··· Supplied entries ···
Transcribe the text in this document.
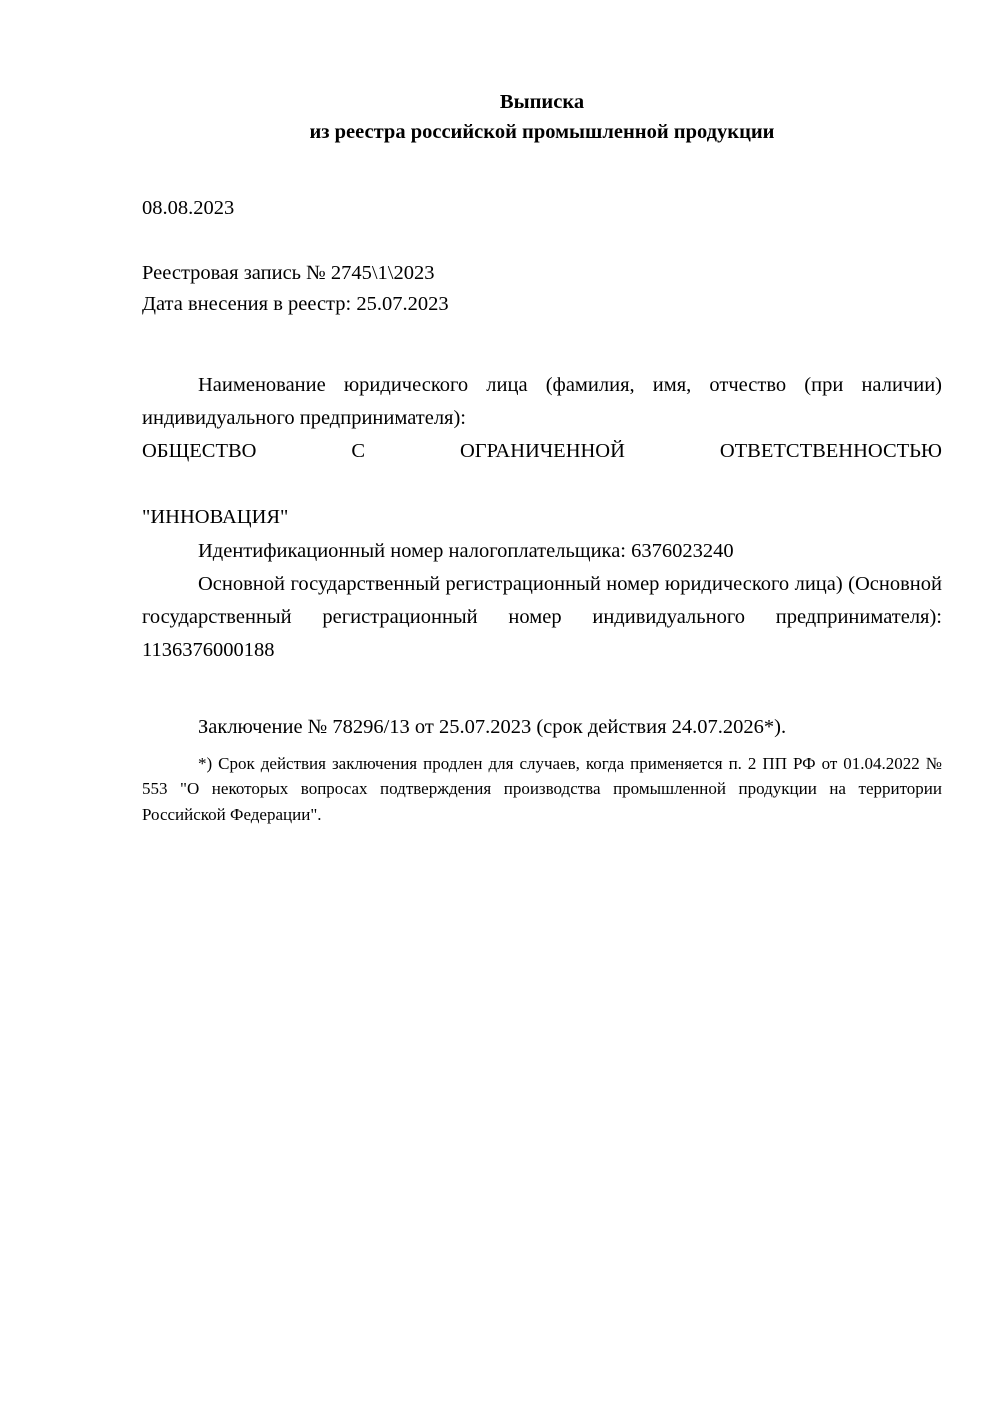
Выписка
из реестра российской промышленной продукции
08.08.2023
Реестровая запись № 2745\1\2023
Дата внесения в реестр: 25.07.2023

Наименование юридического лица (фамилия, имя, отчество (при наличии) индивидуального предпринимателя):

ОБЩЕСТВО С ОГРАНИЧЕННОЙ ОТВЕТСТВЕННОСТЬЮ
"ИННОВАЦИЯ"

Идентификационный номер налогоплательщика: 6376023240

Основной государственный регистрационный номер юридического лица) (Основной государственный регистрационный номер индивидуального предпринимателя): 1136376000188

Заключение № 78296/13 от 25.07.2023 (срок действия 24.07.2026*).

*) Срок действия заключения продлен для случаев, когда применяется п. 2 ПП РФ от 01.04.2022 № 553 "О некоторых вопросах подтверждения производства промышленной продукции на территории Российской Федерации".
···
Omit any images, then output the listing exactly.

- _In response_:
Transcribe the text in this document.
Выписка
из реестра российской промышленной продукции
08.08.2023
Реестровая запись № 2745\1\2023
Дата внесения в реестр: 25.07.2023

Наименование юридического лица (фамилия, имя, отчество (при наличии) индивидуального предпринимателя):

ОБЩЕСТВО С ОГРАНИЧЕННОЙ ОТВЕТСТВЕННОСТЬЮ
"ИННОВАЦИЯ"

Идентификационный номер налогоплательщика: 6376023240

Основной государственный регистрационный номер юридического лица) (Основной государственный регистрационный номер индивидуального предпринимателя): 1136376000188

Заключение № 78296/13 от 25.07.2023 (срок действия 24.07.2026*).

*) Срок действия заключения продлен для случаев, когда применяется п. 2 ПП РФ от 01.04.2022 № 553 "О некоторых вопросах подтверждения производства промышленной продукции на территории Российской Федерации".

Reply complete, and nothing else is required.